Data to process:
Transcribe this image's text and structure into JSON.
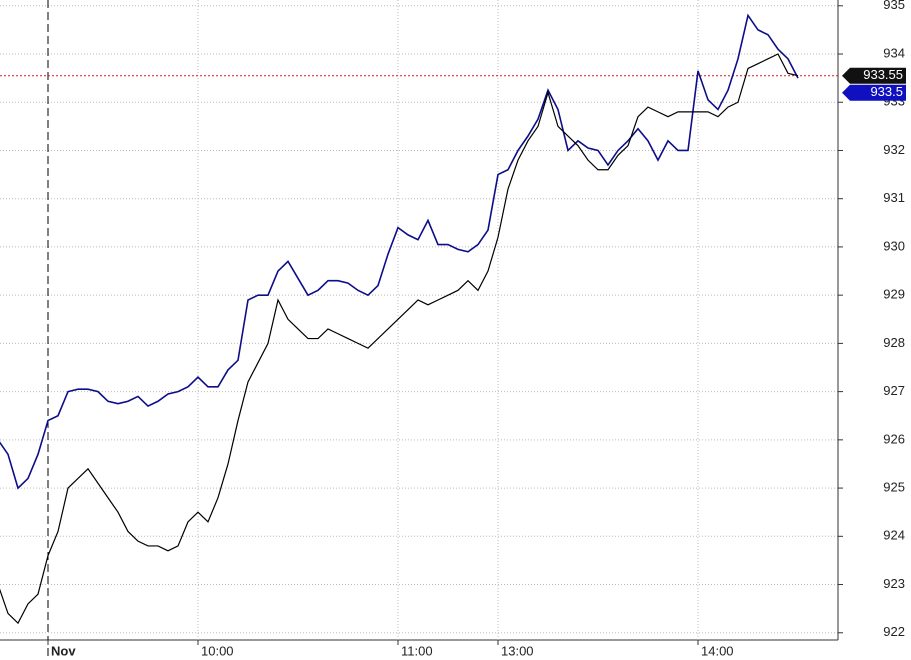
{
  "chart_data": {
    "type": "line",
    "categories": [
      null,
      null,
      null,
      null,
      null,
      "Nov",
      null,
      null,
      null,
      null,
      null,
      null,
      null,
      null,
      null,
      null,
      null,
      null,
      null,
      null,
      "10:00",
      null,
      null,
      null,
      null,
      null,
      null,
      null,
      null,
      null,
      null,
      null,
      null,
      null,
      null,
      null,
      null,
      null,
      null,
      null,
      "11:00",
      null,
      null,
      null,
      null,
      null,
      null,
      null,
      null,
      null,
      "13:00",
      null,
      null,
      null,
      null,
      null,
      null,
      null,
      null,
      null,
      null,
      null,
      null,
      null,
      null,
      null,
      null,
      null,
      null,
      null,
      "14:00",
      null,
      null,
      null,
      null,
      null,
      null,
      null,
      null,
      null,
      null
    ],
    "series": [
      {
        "color": "#0d0d8a",
        "last_label": "933.5",
        "values": [
          926.0,
          925.7,
          925.0,
          925.2,
          925.7,
          926.4,
          926.5,
          927.0,
          927.05,
          927.05,
          927.0,
          926.8,
          926.75,
          926.8,
          926.9,
          926.7,
          926.8,
          926.95,
          927.0,
          927.1,
          927.3,
          927.1,
          927.1,
          927.45,
          927.65,
          928.9,
          929.0,
          929.0,
          929.5,
          929.7,
          929.35,
          929.0,
          929.1,
          929.3,
          929.3,
          929.25,
          929.1,
          929.0,
          929.2,
          929.85,
          930.4,
          930.25,
          930.15,
          930.55,
          930.05,
          930.05,
          929.95,
          929.9,
          930.05,
          930.35,
          931.5,
          931.6,
          932.0,
          932.3,
          932.65,
          933.25,
          932.85,
          932.0,
          932.2,
          932.05,
          932.0,
          931.7,
          932.0,
          932.2,
          932.45,
          932.2,
          931.8,
          932.2,
          932.0,
          932.0,
          933.65,
          933.05,
          932.85,
          933.25,
          933.9,
          934.8,
          934.5,
          934.4,
          934.1,
          933.9,
          933.5
        ]
      },
      {
        "color": "#000000",
        "last_label": "933.55",
        "values": [
          923.0,
          922.4,
          922.2,
          922.6,
          922.8,
          923.6,
          924.1,
          925.0,
          925.2,
          925.4,
          925.1,
          924.8,
          924.5,
          924.1,
          923.9,
          923.8,
          923.8,
          923.7,
          923.8,
          924.3,
          924.5,
          924.3,
          924.8,
          925.5,
          926.4,
          927.2,
          927.6,
          928.0,
          928.9,
          928.5,
          928.3,
          928.1,
          928.1,
          928.3,
          928.2,
          928.1,
          928.0,
          927.9,
          928.1,
          928.3,
          928.5,
          928.7,
          928.9,
          928.8,
          928.9,
          929.0,
          929.1,
          929.3,
          929.1,
          929.5,
          930.2,
          931.2,
          931.8,
          932.2,
          932.5,
          933.2,
          932.5,
          932.3,
          932.1,
          931.8,
          931.6,
          931.6,
          931.9,
          932.1,
          932.7,
          932.9,
          932.8,
          932.7,
          932.8,
          932.8,
          932.8,
          932.8,
          932.7,
          932.9,
          933.0,
          933.7,
          933.8,
          933.9,
          934.0,
          933.6,
          933.55
        ]
      }
    ],
    "reference_line": 933.55,
    "reference_color": "#d02020",
    "ylim": [
      921.85,
      935.12
    ],
    "yticks": [
      922,
      923,
      924,
      925,
      926,
      927,
      928,
      929,
      930,
      931,
      932,
      933,
      934,
      935
    ],
    "grid": true
  }
}
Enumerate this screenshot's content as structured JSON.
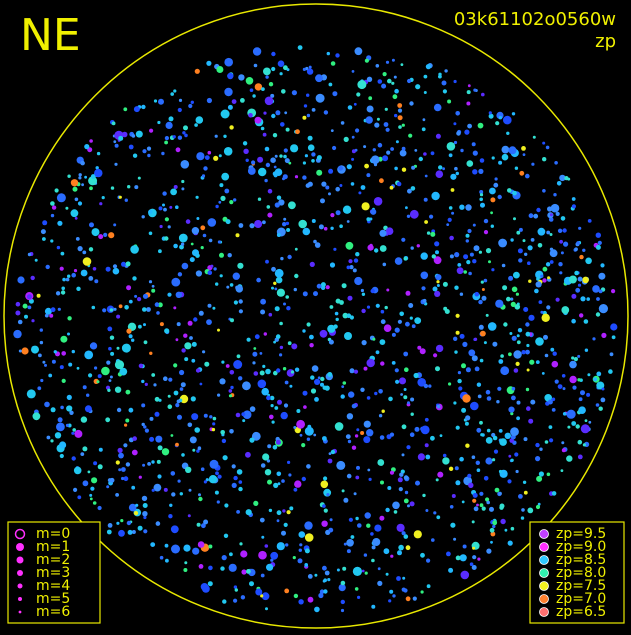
{
  "header": {
    "direction": "NE",
    "image_id": "03k61102o0560w",
    "mode": "zp"
  },
  "legend_magnitude": [
    "m=0",
    "m=1",
    "m=2",
    "m=3",
    "m=4",
    "m=5",
    "m=6"
  ],
  "legend_zp": [
    "zp=9.5",
    "zp=9.0",
    "zp=8.5",
    "zp=8.0",
    "zp=7.5",
    "zp=7.0",
    "zp=6.5"
  ]
}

Required task:
Without the images, write out each line of the data verbatim.

Answer to the task:
Transcribe this image's text and structure into JSON.
{
  "chart_data": {
    "type": "line",
    "categories": [
      null,
      null,
      null,
      null,
      null,
      "Nov",
      null,
      null,
      null,
      null,
      null,
      null,
      null,
      null,
      null,
      null,
      null,
      null,
      null,
      null,
      "10:00",
      null,
      null,
      null,
      null,
      null,
      null,
      null,
      null,
      null,
      null,
      null,
      null,
      null,
      null,
      null,
      null,
      null,
      null,
      null,
      "11:00",
      null,
      null,
      null,
      null,
      null,
      null,
      null,
      null,
      null,
      "13:00",
      null,
      null,
      null,
      null,
      null,
      null,
      null,
      null,
      null,
      null,
      null,
      null,
      null,
      null,
      null,
      null,
      null,
      null,
      null,
      "14:00",
      null,
      null,
      null,
      null,
      null,
      null,
      null,
      null,
      null,
      null
    ],
    "series": [
      {
        "color": "#0d0d8a",
        "last_label": "933.5",
        "values": [
          926.0,
          925.7,
          925.0,
          925.2,
          925.7,
          926.4,
          926.5,
          927.0,
          927.05,
          927.05,
          927.0,
          926.8,
          926.75,
          926.8,
          926.9,
          926.7,
          926.8,
          926.95,
          927.0,
          927.1,
          927.3,
          927.1,
          927.1,
          927.45,
          927.65,
          928.9,
          929.0,
          929.0,
          929.5,
          929.7,
          929.35,
          929.0,
          929.1,
          929.3,
          929.3,
          929.25,
          929.1,
          929.0,
          929.2,
          929.85,
          930.4,
          930.25,
          930.15,
          930.55,
          930.05,
          930.05,
          929.95,
          929.9,
          930.05,
          930.35,
          931.5,
          931.6,
          932.0,
          932.3,
          932.65,
          933.25,
          932.85,
          932.0,
          932.2,
          932.05,
          932.0,
          931.7,
          932.0,
          932.2,
          932.45,
          932.2,
          931.8,
          932.2,
          932.0,
          932.0,
          933.65,
          933.05,
          932.85,
          933.25,
          933.9,
          934.8,
          934.5,
          934.4,
          934.1,
          933.9,
          933.5
        ]
      },
      {
        "color": "#000000",
        "last_label": "933.55",
        "values": [
          923.0,
          922.4,
          922.2,
          922.6,
          922.8,
          923.6,
          924.1,
          925.0,
          925.2,
          925.4,
          925.1,
          924.8,
          924.5,
          924.1,
          923.9,
          923.8,
          923.8,
          923.7,
          923.8,
          924.3,
          924.5,
          924.3,
          924.8,
          925.5,
          926.4,
          927.2,
          927.6,
          928.0,
          928.9,
          928.5,
          928.3,
          928.1,
          928.1,
          928.3,
          928.2,
          928.1,
          928.0,
          927.9,
          928.1,
          928.3,
          928.5,
          928.7,
          928.9,
          928.8,
          928.9,
          929.0,
          929.1,
          929.3,
          929.1,
          929.5,
          930.2,
          931.2,
          931.8,
          932.2,
          932.5,
          933.2,
          932.5,
          932.3,
          932.1,
          931.8,
          931.6,
          931.6,
          931.9,
          932.1,
          932.7,
          932.9,
          932.8,
          932.7,
          932.8,
          932.8,
          932.8,
          932.8,
          932.7,
          932.9,
          933.0,
          933.7,
          933.8,
          933.9,
          934.0,
          933.6,
          933.55
        ]
      }
    ],
    "reference_line": 933.55,
    "reference_color": "#d02020",
    "ylim": [
      921.85,
      935.12
    ],
    "yticks": [
      922,
      923,
      924,
      925,
      926,
      927,
      928,
      929,
      930,
      931,
      932,
      933,
      934,
      935
    ],
    "grid": true
  }
}
Enumerate this screenshot's content as structured JSON.
{
  "header": {
    "direction": "NE",
    "image_id": "03k61102o0560w",
    "mode": "zp"
  },
  "legend_magnitude": [
    "m=0",
    "m=1",
    "m=2",
    "m=3",
    "m=4",
    "m=5",
    "m=6"
  ],
  "legend_zp": [
    "zp=9.5",
    "zp=9.0",
    "zp=8.5",
    "zp=8.0",
    "zp=7.5",
    "zp=7.0",
    "zp=6.5"
  ]
}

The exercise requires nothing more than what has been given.